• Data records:
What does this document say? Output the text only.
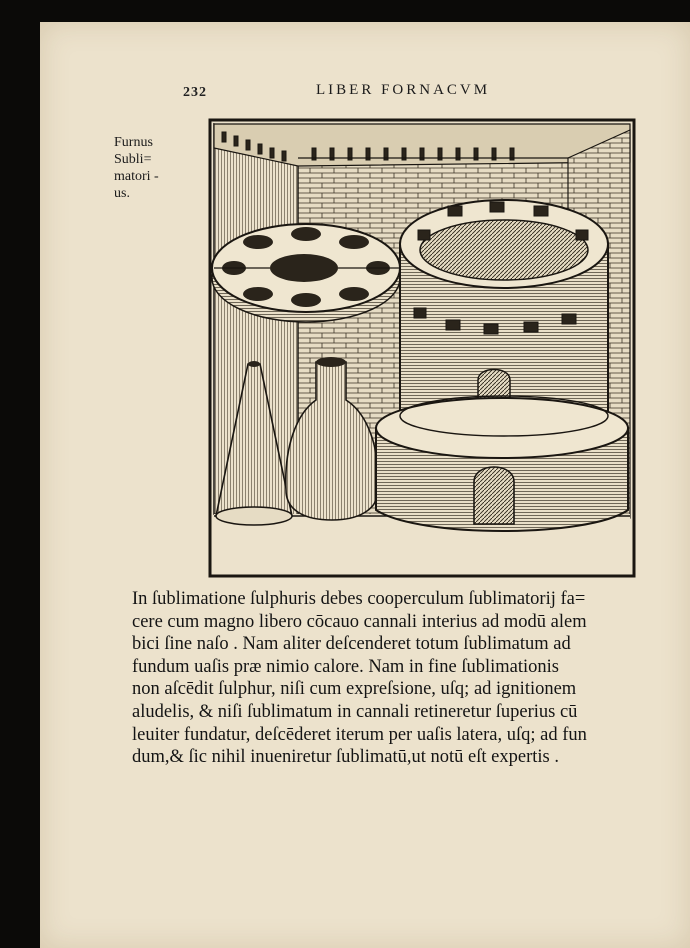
232	LIBER FORNACVM
Furnus
Subli=
matori -
us.
In ſublimatione ſulphuris debes cooperculum ſublimatorij fa=
cere cum magno libero cōcauo cannali interius ad modū alem
bici ſine naſo . Nam aliter deſcenderet totum ſublimatum ad
fundum uaſis præ nimio calore. Nam in fine ſublimationis
non aſcēdit ſulphur, niſi cum expreſsione, uſq; ad ignitionem
aludelis, & niſi ſublimatum in cannali retineretur ſuperius cū
leuiter fundatur, deſcēderet iterum per uaſis latera, uſq; ad fun
dum,& ſic nihil inueniretur ſublimatū,ut notū eſt expertis .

• WHAT IS EXPECTED: Reproduce the entries above without change, omitting all pictures.

• COMPLETE ANSWER:
What does this document say? Output the text only.
232	LIBER FORNACVM
Furnus
Subli=
matori -
us.
In ſublimatione ſulphuris debes cooperculum ſublimatorij fa=
cere cum magno libero cōcauo cannali interius ad modū alem
bici ſine naſo . Nam aliter deſcenderet totum ſublimatum ad
fundum uaſis præ nimio calore. Nam in fine ſublimationis
non aſcēdit ſulphur, niſi cum expreſsione, uſq; ad ignitionem
aludelis, & niſi ſublimatum in cannali retineretur ſuperius cū
leuiter fundatur, deſcēderet iterum per uaſis latera, uſq; ad fun
dum,& ſic nihil inueniretur ſublimatū,ut notū eſt expertis .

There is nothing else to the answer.